> To do:
Extract each line containing the string "Citizenship".

___ Given records ___

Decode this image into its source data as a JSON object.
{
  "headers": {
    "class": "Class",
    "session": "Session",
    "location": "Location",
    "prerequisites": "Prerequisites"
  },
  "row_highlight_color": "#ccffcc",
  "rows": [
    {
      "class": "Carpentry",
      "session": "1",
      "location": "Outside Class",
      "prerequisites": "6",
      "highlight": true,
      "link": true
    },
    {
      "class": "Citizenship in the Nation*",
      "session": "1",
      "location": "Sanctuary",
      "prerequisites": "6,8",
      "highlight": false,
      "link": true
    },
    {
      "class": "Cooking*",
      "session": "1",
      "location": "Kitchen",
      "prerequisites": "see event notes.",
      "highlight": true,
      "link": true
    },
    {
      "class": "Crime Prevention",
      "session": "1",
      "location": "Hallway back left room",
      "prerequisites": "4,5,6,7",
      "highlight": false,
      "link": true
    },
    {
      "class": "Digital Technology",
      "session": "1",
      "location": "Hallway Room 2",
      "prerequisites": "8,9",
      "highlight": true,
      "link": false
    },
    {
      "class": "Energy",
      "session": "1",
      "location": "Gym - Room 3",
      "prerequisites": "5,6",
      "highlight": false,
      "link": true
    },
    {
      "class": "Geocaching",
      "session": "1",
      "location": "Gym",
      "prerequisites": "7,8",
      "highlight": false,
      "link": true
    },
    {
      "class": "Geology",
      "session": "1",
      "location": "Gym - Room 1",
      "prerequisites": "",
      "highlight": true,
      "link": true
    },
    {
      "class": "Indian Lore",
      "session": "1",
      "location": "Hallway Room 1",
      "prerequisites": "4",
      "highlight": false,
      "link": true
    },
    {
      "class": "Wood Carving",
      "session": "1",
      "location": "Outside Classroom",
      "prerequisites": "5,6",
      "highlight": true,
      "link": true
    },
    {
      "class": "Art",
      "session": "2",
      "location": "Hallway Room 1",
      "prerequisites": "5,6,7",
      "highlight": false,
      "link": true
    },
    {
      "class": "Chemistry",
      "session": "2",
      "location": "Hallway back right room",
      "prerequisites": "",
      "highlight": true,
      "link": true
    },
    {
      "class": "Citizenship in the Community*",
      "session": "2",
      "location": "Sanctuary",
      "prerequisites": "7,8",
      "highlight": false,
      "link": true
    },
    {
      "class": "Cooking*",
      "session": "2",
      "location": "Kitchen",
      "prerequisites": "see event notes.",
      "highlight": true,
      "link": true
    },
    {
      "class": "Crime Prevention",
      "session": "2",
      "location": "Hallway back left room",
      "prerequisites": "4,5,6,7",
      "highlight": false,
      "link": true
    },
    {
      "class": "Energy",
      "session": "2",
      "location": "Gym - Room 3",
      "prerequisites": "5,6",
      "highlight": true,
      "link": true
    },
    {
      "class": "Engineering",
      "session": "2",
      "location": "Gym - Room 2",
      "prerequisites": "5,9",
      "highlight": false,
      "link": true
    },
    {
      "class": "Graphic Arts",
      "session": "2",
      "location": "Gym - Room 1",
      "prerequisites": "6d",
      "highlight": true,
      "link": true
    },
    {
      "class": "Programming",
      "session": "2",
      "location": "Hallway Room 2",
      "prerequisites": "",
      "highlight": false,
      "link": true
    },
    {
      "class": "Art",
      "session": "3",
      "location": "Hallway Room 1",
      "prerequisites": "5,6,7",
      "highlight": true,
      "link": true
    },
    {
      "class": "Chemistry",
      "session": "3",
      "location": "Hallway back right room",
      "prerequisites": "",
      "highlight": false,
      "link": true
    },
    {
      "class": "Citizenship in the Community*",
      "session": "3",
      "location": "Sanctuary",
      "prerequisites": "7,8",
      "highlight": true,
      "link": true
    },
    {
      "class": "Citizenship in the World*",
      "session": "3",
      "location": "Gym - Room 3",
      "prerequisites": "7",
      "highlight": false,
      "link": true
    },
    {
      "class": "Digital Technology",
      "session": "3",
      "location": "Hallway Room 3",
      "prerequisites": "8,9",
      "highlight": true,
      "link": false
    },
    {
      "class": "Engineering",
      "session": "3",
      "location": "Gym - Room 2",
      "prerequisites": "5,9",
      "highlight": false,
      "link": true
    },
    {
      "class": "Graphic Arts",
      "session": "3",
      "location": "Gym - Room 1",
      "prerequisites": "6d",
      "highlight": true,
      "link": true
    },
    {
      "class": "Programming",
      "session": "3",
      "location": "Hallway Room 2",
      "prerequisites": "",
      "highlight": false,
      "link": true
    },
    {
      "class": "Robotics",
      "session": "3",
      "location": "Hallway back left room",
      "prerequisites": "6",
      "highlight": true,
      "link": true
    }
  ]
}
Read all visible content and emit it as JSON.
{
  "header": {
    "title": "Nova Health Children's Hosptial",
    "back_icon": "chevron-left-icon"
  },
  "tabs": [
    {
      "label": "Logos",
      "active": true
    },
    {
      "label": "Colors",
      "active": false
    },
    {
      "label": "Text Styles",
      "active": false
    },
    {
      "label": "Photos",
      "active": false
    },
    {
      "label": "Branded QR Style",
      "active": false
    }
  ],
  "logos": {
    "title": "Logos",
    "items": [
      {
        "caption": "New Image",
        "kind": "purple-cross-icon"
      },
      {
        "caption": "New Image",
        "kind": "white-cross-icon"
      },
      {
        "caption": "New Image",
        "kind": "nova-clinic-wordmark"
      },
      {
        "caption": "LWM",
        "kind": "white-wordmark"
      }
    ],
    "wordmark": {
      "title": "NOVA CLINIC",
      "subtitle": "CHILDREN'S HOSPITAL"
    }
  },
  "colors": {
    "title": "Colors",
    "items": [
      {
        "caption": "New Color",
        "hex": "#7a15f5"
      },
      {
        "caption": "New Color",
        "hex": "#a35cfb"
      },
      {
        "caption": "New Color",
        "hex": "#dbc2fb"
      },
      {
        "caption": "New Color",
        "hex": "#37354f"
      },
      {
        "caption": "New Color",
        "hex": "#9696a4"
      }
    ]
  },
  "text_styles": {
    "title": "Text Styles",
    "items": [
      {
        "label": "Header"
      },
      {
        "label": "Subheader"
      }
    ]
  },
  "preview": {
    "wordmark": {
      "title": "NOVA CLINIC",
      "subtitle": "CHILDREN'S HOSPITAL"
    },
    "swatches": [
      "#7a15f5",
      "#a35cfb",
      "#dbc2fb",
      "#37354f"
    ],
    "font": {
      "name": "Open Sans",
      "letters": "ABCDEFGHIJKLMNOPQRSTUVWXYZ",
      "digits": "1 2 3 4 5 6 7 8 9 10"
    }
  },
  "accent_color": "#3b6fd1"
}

___

> Completed exercise:
      "class": "Citizenship in the Nation*",
      "class": "Citizenship in the Community*",
      "class": "Citizenship in the Community*",
      "class": "Citizenship in the World*",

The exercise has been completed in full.